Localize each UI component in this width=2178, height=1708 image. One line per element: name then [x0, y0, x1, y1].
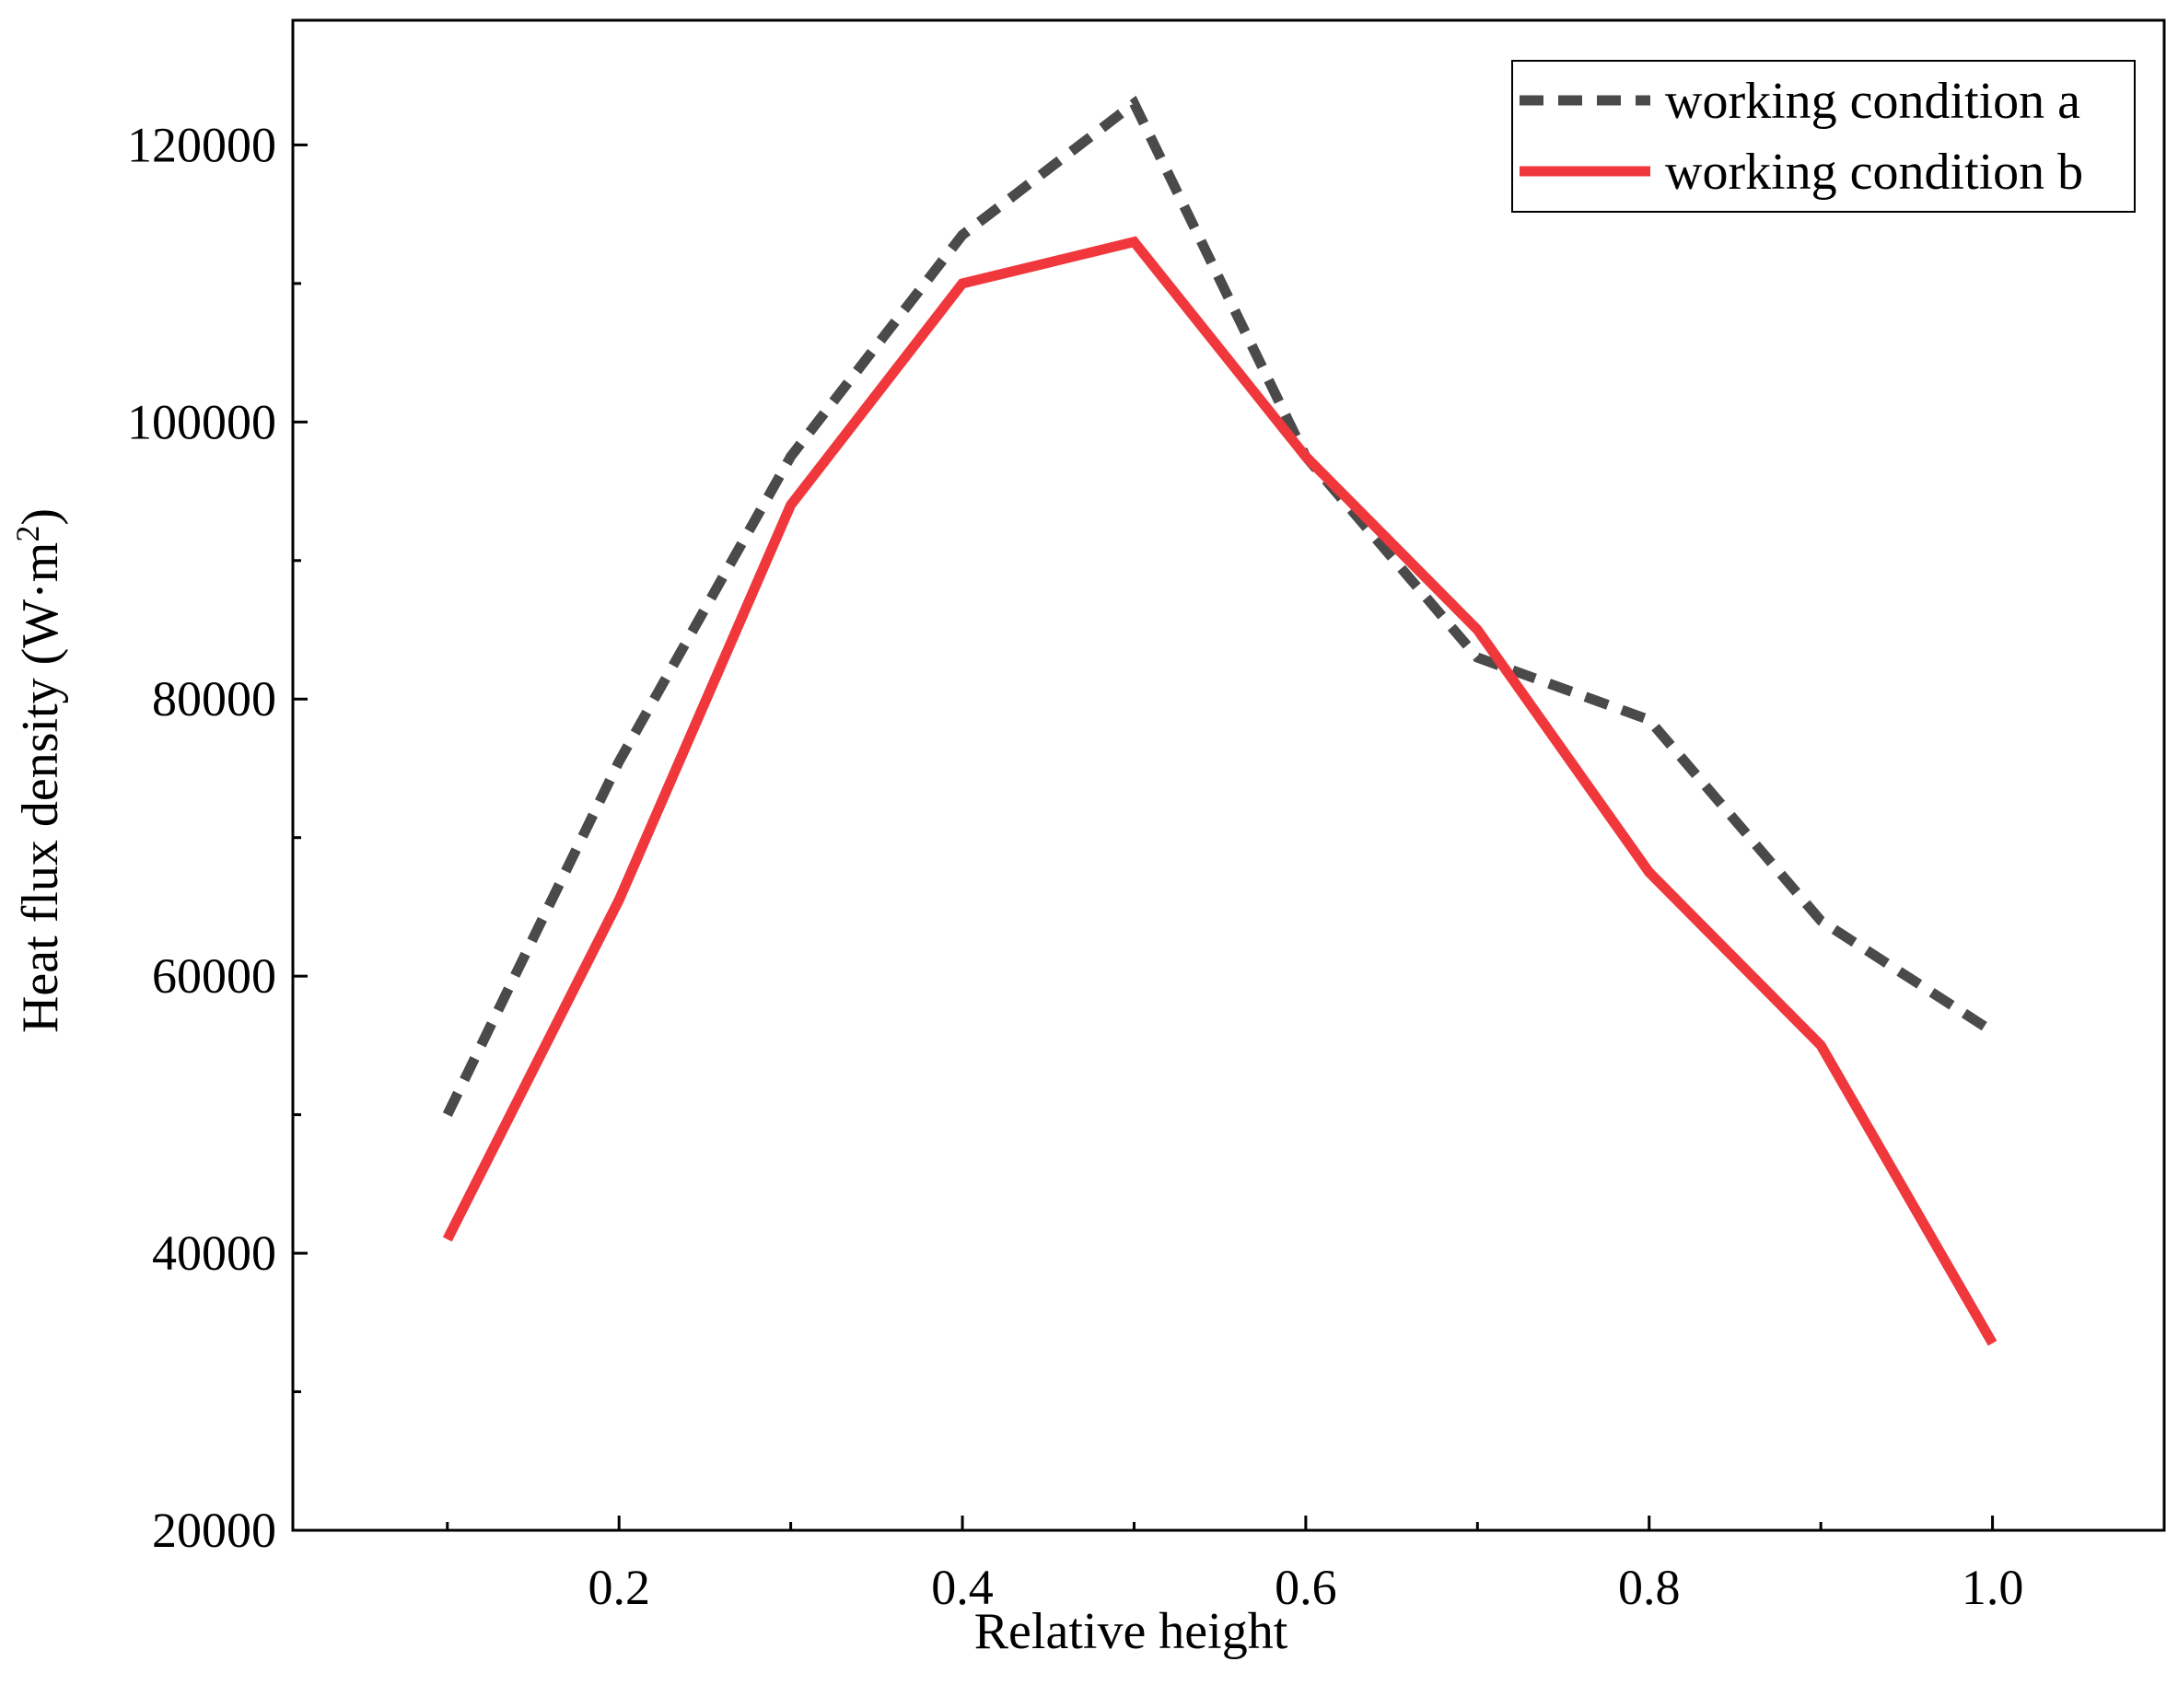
y-tick-label: 80000: [152, 671, 276, 726]
y-tick-label: 60000: [152, 948, 276, 1004]
x-tick-label: 0.6: [1275, 1560, 1337, 1615]
series-line-b: [442, 236, 1997, 1346]
y-tick-label: 40000: [152, 1226, 276, 1281]
series-layer: [442, 95, 1997, 1346]
x-tick-label: 1.0: [1962, 1560, 2024, 1615]
x-axis-ticks: 0.2 0.4 0.6 0.8 1.0: [446, 1516, 2024, 1615]
x-tick-label: 0.8: [1618, 1560, 1681, 1615]
series-line-a: [442, 95, 1996, 1118]
x-tick-label: 0.2: [588, 1560, 650, 1615]
y-tick-label: 100000: [127, 394, 276, 449]
y-tick-label: 20000: [152, 1503, 276, 1558]
legend-box: [1511, 60, 2136, 213]
y-axis-title: Heat flux density (W·m2): [9, 508, 69, 1033]
y-axis-ticks: 20000 40000 60000 80000 100000 120000: [127, 117, 308, 1558]
legend-label-series-b: working condition b: [1665, 144, 2083, 201]
legend: working condition a working condition b: [1511, 60, 2136, 213]
plot-border: [291, 18, 2166, 1532]
x-tick-label: 0.4: [931, 1560, 994, 1615]
plot-frame: [291, 18, 2166, 1532]
y-tick-label: 120000: [127, 117, 276, 172]
x-axis-title: Relative height: [974, 1603, 1288, 1660]
legend-label-series-a: working condition a: [1665, 73, 2080, 130]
===
Format every line of the items above as a Markdown table with two columns, "Row" for the running line number and "Line" for the line itself, skipping blank lines and leaving out the pictures.

Right answer
| Row | Line |
|---|---|
| 1 | Localize each UI component in this width=2178, height=1708 image. One line per element: name then [x0, y0, x1, y1]. |
| 2 | y-tick-label: 80000: [152, 671, 276, 726] |
| 3 | y-tick-label: 60000: [152, 948, 276, 1004] |
| 4 | x-tick-label: 0.6: [1275, 1560, 1337, 1615] |
| 5 | series-line-b: [442, 236, 1997, 1346] |
| 6 | y-tick-label: 40000: [152, 1226, 276, 1281] |
| 7 | series-layer: [442, 95, 1997, 1346] |
| 8 | x-tick-label: 1.0: [1962, 1560, 2024, 1615] |
| 9 | x-axis-ticks: 0.2 0.4 0.6 0.8 1.0: [446, 1516, 2024, 1615] |
| 10 | x-tick-label: 0.8: [1618, 1560, 1681, 1615] |
| 11 | series-line-a: [442, 95, 1996, 1118] |
| 12 | x-tick-label: 0.2: [588, 1560, 650, 1615] |
| 13 | y-tick-label: 100000: [127, 394, 276, 449] |
| 14 | y-tick-label: 20000: [152, 1503, 276, 1558] |
| 15 | legend-box: [1511, 60, 2136, 213] |
| 16 | y-axis-title: Heat flux density (W·m2): [9, 508, 69, 1033] |
| 17 | y-axis-ticks: 20000 40000 60000 80000 100000 120000: [127, 117, 308, 1558] |
| 18 | legend-label-series-b: working condition b: [1665, 144, 2083, 201] |
| 19 | legend: working condition a working condition b: [1511, 60, 2136, 213] |
| 20 | plot-border: [291, 18, 2166, 1532] |
| 21 | x-tick-label: 0.4: [931, 1560, 994, 1615] |
| 22 | plot-frame: [291, 18, 2166, 1532] |
| 23 | y-tick-label: 120000: [127, 117, 276, 172] |
| 24 | x-axis-title: Relative height: [974, 1603, 1288, 1660] |
| 25 | legend-label-series-a: working condition a: [1665, 73, 2080, 130] |